→ **DESCRIPTION OF THE TASK**:
Copy every line of the data that includes the string "JSON".

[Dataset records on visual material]
____

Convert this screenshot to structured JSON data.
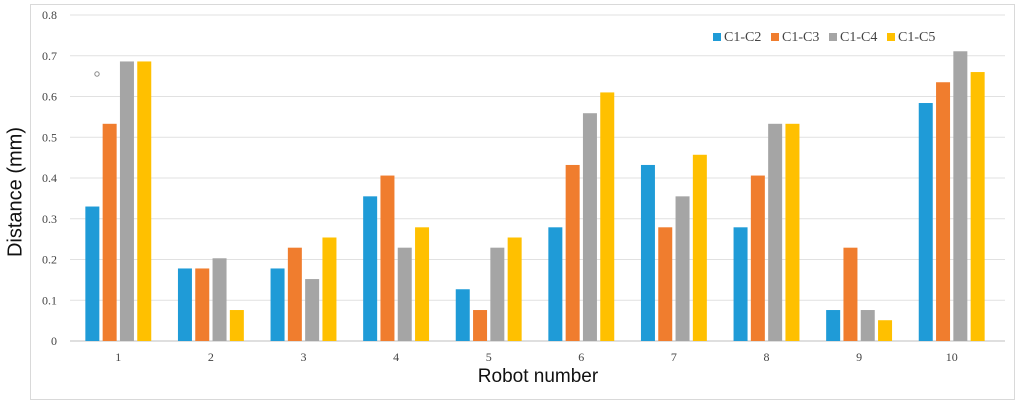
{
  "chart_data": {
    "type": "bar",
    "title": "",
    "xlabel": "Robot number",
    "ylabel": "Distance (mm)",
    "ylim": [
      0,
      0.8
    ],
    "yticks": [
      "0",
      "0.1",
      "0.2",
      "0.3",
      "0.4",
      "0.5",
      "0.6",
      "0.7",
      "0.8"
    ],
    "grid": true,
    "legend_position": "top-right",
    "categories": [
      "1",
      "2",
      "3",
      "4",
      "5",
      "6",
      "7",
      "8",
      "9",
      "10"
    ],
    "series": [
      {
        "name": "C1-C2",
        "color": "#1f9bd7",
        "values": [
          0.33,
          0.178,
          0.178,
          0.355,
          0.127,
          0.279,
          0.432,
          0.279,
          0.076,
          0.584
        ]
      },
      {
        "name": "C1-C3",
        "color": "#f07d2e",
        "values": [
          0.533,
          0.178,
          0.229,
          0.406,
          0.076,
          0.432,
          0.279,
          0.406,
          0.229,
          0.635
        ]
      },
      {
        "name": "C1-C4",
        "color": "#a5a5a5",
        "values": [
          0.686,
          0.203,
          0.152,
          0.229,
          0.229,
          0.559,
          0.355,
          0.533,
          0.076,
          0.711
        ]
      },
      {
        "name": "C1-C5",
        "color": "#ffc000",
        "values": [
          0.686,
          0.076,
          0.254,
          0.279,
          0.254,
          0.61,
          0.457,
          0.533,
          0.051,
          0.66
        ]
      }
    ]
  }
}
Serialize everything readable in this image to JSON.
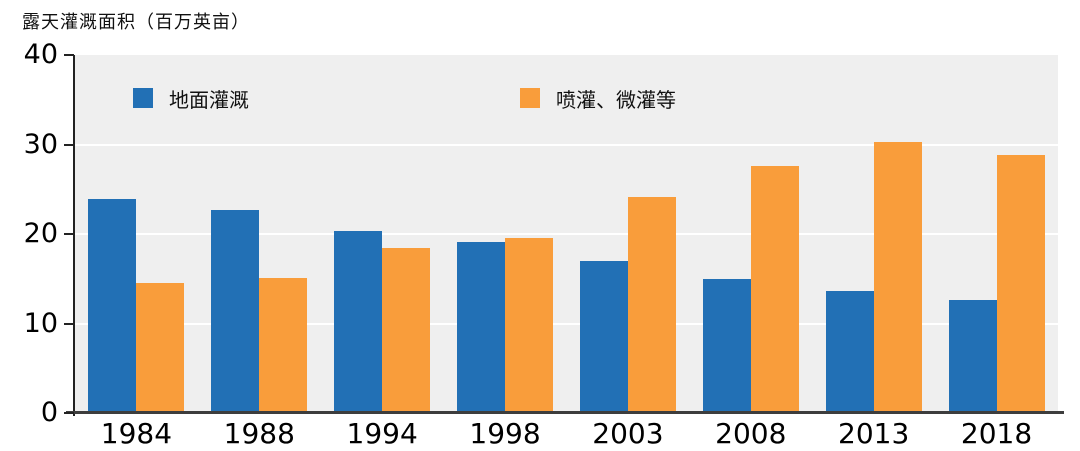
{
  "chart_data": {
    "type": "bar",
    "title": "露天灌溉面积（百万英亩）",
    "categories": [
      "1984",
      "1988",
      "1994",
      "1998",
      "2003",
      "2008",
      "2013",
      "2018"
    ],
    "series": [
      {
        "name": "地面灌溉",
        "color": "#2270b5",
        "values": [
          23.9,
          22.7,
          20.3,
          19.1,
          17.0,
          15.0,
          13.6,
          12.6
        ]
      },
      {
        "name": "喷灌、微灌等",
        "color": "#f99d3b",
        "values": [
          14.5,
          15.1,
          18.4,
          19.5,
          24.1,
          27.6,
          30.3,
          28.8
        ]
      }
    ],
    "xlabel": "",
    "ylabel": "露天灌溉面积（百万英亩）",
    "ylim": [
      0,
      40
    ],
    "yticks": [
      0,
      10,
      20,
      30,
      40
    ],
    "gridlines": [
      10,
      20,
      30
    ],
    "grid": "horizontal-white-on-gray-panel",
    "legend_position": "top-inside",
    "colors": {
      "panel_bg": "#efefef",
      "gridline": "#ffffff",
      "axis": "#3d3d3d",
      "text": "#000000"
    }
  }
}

____

→ **SOLVED EXERCISE**:
Convert this screenshot to structured JSON data.
Serialize everything readable in this image to JSON.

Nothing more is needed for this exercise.